Region annotation entries
--- begin ---

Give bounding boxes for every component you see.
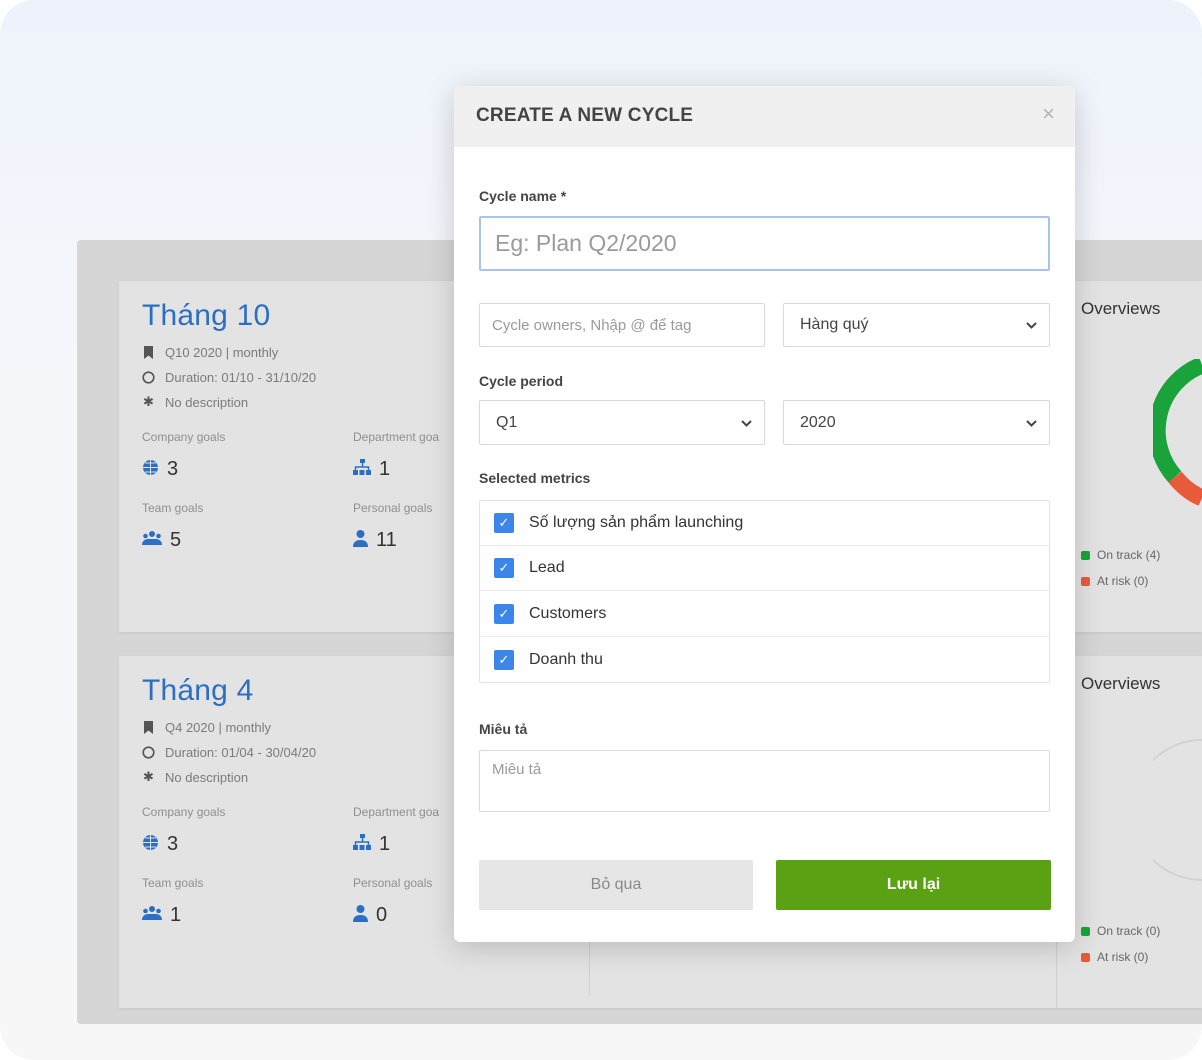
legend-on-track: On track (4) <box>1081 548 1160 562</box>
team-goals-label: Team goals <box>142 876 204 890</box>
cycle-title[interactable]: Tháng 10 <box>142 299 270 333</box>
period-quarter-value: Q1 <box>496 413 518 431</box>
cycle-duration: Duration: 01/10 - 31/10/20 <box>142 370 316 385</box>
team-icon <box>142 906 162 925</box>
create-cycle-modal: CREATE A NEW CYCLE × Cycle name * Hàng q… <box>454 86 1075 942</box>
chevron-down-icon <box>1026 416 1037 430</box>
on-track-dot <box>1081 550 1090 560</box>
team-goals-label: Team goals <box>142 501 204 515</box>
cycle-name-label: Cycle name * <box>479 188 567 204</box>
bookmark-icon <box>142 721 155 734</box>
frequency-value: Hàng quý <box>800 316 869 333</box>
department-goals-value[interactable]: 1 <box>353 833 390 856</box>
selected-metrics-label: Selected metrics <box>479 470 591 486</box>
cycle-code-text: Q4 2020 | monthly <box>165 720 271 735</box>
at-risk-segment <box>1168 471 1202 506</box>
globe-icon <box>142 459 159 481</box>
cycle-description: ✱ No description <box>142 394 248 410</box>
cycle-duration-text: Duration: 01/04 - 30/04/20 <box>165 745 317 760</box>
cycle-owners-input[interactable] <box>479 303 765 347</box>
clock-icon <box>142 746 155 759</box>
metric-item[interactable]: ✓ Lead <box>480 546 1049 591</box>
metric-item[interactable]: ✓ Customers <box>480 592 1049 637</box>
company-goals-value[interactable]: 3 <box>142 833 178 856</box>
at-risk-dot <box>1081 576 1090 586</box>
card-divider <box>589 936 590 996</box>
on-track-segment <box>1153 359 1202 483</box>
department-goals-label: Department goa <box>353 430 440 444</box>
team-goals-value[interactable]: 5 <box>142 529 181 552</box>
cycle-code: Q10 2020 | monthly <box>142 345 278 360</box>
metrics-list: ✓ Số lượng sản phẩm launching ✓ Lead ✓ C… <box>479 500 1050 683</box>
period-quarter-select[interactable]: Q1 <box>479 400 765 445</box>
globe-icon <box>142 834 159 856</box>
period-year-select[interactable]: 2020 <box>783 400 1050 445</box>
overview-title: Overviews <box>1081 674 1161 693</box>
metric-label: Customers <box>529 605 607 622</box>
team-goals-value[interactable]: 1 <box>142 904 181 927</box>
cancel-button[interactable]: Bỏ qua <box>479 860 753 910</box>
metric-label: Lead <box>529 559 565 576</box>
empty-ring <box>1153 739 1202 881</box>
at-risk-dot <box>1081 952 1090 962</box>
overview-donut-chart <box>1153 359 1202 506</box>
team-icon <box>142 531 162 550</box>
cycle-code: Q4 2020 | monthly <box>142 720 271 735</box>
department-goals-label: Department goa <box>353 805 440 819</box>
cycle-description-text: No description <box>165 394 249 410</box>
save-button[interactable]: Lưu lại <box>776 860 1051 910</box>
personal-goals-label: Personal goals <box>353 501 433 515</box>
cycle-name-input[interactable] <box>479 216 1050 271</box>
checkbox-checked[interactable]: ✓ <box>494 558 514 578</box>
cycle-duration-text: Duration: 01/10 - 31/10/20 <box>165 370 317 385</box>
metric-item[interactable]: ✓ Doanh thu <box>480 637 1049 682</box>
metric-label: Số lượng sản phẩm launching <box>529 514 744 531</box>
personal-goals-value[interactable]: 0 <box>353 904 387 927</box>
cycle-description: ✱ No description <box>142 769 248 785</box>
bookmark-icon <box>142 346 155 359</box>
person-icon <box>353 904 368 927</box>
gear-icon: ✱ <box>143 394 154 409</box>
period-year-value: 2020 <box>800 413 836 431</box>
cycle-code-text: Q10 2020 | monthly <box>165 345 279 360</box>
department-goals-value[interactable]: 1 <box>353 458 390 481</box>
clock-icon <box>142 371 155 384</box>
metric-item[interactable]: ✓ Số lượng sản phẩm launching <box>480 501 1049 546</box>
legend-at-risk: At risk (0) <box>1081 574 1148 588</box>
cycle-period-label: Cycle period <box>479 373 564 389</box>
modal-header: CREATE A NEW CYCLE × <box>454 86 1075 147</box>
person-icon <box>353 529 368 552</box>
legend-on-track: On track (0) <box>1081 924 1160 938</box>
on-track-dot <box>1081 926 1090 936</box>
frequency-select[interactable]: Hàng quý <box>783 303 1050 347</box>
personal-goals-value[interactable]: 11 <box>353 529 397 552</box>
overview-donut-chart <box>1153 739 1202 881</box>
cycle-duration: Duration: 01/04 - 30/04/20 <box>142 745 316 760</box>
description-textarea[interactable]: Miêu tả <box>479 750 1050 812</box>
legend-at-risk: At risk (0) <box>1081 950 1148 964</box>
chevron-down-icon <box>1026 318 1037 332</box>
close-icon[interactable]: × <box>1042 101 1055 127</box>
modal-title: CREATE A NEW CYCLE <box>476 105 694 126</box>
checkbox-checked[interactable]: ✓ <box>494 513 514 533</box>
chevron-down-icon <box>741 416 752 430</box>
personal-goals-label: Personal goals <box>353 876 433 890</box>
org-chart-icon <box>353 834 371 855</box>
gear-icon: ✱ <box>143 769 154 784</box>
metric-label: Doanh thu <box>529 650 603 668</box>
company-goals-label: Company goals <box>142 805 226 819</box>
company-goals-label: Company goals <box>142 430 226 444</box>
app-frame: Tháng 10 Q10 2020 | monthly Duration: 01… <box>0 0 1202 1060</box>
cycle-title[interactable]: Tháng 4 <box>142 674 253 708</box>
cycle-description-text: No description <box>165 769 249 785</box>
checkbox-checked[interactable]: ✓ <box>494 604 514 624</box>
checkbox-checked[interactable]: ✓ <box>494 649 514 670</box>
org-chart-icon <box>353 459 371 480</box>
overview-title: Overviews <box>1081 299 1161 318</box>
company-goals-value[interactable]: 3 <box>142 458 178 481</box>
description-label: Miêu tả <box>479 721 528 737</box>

--- end ---

■ Task to complete
Quote the entries above word for word, starting at the line that contains "legend-on-track: On track (4)" and ending with the line that contains "period-quarter-value: Q1 <box>496", including both of those lines.

■ Result of this exercise
legend-on-track: On track (4) <box>1081 548 1160 562</box>
team-goals-label: Team goals <box>142 876 204 890</box>
cycle-title[interactable]: Tháng 10 <box>142 299 270 333</box>
period-quarter-value: Q1 <box>496 413 518 431</box>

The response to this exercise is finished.